▸ **Objective**: Filter the listing below, copying every line in which the word "JSON" appears.

Dataset entries on figures
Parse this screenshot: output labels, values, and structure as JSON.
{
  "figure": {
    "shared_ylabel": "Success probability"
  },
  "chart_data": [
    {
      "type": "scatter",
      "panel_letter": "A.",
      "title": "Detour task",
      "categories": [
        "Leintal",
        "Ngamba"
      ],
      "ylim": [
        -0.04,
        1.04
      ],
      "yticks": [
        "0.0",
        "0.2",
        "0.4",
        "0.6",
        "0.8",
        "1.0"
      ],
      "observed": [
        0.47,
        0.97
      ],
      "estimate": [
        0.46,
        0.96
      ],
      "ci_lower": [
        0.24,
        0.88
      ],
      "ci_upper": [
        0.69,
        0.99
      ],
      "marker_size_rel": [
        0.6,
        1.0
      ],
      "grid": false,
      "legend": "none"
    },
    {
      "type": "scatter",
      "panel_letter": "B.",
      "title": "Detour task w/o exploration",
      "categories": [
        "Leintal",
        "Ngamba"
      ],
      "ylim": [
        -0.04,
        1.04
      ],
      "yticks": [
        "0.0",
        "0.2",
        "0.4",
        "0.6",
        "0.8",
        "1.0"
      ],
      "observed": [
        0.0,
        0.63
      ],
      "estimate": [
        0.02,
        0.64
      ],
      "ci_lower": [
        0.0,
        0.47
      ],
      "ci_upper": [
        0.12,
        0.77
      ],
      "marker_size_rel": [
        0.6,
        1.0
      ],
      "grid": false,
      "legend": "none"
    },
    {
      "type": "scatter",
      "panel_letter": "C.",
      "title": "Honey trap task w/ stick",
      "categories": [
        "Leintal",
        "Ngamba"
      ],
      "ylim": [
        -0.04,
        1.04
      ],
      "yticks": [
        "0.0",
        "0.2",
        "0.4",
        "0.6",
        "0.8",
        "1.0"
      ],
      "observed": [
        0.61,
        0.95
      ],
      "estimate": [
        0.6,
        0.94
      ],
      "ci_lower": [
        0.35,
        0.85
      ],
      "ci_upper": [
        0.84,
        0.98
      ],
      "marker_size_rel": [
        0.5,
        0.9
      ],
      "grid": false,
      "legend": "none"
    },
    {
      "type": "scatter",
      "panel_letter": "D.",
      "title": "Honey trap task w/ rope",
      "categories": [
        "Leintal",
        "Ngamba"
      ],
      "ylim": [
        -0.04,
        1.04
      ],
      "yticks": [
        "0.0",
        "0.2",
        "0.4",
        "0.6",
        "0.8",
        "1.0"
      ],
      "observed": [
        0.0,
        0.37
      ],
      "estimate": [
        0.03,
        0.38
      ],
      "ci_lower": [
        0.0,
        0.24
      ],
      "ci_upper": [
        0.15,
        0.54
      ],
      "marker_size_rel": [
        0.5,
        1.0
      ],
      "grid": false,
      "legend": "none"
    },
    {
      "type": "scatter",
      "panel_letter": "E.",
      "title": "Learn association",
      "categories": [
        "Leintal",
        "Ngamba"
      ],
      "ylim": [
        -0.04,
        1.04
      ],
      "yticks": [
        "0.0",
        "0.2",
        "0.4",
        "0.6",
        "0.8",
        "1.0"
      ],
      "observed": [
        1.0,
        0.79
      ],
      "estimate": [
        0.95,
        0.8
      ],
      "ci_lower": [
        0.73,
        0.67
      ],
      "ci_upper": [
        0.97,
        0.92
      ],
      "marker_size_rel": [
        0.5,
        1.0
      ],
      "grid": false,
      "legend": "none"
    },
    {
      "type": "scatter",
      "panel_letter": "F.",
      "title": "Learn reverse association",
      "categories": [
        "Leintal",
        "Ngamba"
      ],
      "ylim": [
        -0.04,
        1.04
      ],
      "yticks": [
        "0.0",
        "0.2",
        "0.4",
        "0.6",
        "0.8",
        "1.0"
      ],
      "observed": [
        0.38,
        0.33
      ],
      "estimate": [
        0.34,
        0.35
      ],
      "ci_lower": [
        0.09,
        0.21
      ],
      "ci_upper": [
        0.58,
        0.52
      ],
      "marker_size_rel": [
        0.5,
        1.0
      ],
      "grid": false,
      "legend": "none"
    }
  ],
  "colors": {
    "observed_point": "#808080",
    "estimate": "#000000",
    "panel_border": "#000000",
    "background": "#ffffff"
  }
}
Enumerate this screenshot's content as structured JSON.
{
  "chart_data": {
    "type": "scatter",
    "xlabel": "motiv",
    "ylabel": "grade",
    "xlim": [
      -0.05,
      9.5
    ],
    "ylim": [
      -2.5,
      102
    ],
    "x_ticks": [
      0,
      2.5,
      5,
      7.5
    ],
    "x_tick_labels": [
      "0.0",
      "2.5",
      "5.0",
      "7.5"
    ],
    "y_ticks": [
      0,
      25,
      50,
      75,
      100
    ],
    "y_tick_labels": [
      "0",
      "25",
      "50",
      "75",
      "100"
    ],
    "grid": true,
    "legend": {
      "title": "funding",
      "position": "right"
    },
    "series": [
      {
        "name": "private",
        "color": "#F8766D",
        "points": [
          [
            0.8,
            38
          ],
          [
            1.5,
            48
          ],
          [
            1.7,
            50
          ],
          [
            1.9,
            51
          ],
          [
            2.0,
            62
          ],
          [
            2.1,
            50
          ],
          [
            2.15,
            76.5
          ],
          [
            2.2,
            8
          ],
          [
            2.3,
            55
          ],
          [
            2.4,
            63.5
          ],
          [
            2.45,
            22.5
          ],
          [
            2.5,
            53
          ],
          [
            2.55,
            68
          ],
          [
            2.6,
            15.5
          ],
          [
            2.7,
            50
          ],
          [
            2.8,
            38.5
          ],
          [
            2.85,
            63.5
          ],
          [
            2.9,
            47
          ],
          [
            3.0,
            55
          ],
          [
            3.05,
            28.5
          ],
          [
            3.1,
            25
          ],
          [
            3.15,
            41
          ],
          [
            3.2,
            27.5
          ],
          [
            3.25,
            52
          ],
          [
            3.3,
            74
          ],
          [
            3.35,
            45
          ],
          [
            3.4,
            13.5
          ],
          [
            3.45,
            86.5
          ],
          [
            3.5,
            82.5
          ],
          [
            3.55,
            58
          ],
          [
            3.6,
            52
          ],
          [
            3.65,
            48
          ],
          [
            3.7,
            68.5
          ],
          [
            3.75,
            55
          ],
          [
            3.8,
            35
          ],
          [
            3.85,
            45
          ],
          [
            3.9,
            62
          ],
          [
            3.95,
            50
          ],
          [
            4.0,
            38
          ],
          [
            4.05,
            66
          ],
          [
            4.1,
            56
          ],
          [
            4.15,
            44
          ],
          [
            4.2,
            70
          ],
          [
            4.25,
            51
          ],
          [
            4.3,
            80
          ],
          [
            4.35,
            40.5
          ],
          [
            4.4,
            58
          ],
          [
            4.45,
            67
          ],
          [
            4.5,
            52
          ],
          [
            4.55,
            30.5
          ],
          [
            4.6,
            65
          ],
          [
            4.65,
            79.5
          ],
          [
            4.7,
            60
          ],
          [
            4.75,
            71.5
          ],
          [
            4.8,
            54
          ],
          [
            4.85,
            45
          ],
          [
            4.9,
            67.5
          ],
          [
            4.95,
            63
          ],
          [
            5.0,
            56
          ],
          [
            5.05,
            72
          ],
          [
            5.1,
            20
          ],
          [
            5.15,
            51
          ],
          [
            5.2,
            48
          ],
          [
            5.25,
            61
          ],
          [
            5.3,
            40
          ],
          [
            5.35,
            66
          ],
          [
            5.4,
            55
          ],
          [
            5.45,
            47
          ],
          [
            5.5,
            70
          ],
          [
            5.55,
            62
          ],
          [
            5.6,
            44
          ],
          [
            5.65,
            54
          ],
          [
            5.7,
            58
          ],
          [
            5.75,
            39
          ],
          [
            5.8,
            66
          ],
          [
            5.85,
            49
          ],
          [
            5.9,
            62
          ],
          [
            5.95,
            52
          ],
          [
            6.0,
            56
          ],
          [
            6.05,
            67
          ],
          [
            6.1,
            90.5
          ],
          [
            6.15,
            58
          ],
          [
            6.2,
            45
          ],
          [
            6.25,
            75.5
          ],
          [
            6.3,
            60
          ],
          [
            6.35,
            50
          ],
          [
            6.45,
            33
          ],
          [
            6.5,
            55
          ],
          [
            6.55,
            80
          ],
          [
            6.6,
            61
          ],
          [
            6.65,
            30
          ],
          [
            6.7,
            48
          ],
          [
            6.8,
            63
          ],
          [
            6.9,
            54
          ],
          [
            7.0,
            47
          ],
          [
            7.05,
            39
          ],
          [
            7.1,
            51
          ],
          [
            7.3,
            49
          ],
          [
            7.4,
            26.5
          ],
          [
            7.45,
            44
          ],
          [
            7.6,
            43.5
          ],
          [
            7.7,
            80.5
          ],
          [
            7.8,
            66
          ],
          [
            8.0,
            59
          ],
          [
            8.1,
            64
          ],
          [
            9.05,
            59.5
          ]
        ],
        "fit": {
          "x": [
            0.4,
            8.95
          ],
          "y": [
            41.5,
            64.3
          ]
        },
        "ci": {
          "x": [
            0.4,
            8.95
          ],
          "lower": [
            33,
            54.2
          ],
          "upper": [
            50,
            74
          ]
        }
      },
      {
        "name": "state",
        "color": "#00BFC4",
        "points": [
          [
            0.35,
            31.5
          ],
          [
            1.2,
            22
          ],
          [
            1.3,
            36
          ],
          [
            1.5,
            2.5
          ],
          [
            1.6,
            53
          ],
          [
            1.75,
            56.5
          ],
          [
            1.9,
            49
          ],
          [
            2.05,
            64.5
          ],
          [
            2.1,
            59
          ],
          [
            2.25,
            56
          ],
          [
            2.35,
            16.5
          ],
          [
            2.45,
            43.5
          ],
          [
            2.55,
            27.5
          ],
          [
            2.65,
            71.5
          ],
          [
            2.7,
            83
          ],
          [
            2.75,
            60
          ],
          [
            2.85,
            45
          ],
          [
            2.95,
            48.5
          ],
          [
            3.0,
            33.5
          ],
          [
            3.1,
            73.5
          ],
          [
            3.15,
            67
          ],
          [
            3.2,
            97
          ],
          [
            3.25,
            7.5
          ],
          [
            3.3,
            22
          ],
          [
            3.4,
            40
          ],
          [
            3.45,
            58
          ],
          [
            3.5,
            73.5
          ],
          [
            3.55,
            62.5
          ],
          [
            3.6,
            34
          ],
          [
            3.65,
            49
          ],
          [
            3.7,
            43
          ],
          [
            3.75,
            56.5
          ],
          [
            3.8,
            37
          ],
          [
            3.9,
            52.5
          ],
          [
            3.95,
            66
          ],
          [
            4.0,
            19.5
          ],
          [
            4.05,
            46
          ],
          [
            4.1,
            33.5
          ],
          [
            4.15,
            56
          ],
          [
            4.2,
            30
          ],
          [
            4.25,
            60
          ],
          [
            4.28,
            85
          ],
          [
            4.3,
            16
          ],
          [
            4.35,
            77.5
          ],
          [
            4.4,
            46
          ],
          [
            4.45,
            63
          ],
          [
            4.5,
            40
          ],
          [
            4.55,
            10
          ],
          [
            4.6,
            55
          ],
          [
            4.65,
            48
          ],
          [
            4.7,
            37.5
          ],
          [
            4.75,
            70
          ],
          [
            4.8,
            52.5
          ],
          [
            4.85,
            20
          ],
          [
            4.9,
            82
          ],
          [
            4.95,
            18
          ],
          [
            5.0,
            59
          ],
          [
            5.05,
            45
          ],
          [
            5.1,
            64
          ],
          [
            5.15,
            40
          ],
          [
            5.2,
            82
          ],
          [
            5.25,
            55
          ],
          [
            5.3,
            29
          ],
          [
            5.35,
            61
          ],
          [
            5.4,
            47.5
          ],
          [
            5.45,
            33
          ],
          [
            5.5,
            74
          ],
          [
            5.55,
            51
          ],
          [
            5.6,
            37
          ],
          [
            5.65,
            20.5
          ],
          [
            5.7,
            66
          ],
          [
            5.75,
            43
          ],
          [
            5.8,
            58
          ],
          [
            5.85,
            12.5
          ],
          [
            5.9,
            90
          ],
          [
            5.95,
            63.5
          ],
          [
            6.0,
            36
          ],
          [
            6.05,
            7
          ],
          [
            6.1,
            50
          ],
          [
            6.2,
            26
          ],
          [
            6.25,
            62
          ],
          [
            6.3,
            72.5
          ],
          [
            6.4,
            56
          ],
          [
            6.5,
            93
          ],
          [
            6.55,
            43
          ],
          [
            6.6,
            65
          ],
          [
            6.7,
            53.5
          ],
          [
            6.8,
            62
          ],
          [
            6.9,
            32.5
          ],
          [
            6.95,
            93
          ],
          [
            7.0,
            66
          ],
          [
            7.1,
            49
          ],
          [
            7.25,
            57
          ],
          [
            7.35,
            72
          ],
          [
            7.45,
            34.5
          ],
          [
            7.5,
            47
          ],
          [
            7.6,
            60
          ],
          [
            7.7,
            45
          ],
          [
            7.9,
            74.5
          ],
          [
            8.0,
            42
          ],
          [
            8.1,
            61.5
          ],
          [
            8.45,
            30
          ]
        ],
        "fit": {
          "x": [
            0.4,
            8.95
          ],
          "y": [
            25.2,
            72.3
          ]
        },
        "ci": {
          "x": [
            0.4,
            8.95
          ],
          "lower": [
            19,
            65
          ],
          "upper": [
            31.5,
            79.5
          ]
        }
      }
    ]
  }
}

▸ **Completed task**:
Parse this screenshot: output labels, values, and structure as JSON.
Enumerate this screenshot's content as structured JSON.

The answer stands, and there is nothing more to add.